>> begin EXERCISE MATERIALS
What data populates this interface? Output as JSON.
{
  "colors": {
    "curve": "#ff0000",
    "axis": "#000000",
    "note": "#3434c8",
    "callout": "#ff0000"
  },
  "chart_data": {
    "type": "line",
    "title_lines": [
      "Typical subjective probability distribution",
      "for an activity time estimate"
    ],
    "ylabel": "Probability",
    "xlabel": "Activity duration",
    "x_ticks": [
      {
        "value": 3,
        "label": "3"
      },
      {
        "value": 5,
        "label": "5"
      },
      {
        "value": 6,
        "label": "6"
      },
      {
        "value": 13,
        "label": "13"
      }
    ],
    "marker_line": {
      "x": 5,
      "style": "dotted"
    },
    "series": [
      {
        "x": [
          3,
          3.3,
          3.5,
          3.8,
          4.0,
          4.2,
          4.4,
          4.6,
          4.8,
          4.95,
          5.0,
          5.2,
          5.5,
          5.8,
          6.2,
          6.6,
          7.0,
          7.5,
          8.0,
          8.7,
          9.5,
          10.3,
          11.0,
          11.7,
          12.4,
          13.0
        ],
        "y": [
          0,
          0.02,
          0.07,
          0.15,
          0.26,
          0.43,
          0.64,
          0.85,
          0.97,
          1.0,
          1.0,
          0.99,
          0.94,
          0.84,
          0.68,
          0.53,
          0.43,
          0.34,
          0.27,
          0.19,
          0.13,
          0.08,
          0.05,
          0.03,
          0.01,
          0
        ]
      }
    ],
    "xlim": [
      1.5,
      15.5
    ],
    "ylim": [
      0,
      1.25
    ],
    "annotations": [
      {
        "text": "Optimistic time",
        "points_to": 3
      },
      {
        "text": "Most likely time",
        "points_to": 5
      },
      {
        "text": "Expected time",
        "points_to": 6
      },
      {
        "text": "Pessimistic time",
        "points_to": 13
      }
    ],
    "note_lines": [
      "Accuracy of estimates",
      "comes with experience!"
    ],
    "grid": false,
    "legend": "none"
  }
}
>> end EXERCISE MATERIALS
GIVEN PROBLEM -> Write the material out again in its entirety, exactly as shown.

THE ANSWER ->
What data populates this interface? Output as JSON.
{
  "colors": {
    "curve": "#ff0000",
    "axis": "#000000",
    "note": "#3434c8",
    "callout": "#ff0000"
  },
  "chart_data": {
    "type": "line",
    "title_lines": [
      "Typical subjective probability distribution",
      "for an activity time estimate"
    ],
    "ylabel": "Probability",
    "xlabel": "Activity duration",
    "x_ticks": [
      {
        "value": 3,
        "label": "3"
      },
      {
        "value": 5,
        "label": "5"
      },
      {
        "value": 6,
        "label": "6"
      },
      {
        "value": 13,
        "label": "13"
      }
    ],
    "marker_line": {
      "x": 5,
      "style": "dotted"
    },
    "series": [
      {
        "x": [
          3,
          3.3,
          3.5,
          3.8,
          4.0,
          4.2,
          4.4,
          4.6,
          4.8,
          4.95,
          5.0,
          5.2,
          5.5,
          5.8,
          6.2,
          6.6,
          7.0,
          7.5,
          8.0,
          8.7,
          9.5,
          10.3,
          11.0,
          11.7,
          12.4,
          13.0
        ],
        "y": [
          0,
          0.02,
          0.07,
          0.15,
          0.26,
          0.43,
          0.64,
          0.85,
          0.97,
          1.0,
          1.0,
          0.99,
          0.94,
          0.84,
          0.68,
          0.53,
          0.43,
          0.34,
          0.27,
          0.19,
          0.13,
          0.08,
          0.05,
          0.03,
          0.01,
          0
        ]
      }
    ],
    "xlim": [
      1.5,
      15.5
    ],
    "ylim": [
      0,
      1.25
    ],
    "annotations": [
      {
        "text": "Optimistic time",
        "points_to": 3
      },
      {
        "text": "Most likely time",
        "points_to": 5
      },
      {
        "text": "Expected time",
        "points_to": 6
      },
      {
        "text": "Pessimistic time",
        "points_to": 13
      }
    ],
    "note_lines": [
      "Accuracy of estimates",
      "comes with experience!"
    ],
    "grid": false,
    "legend": "none"
  }
}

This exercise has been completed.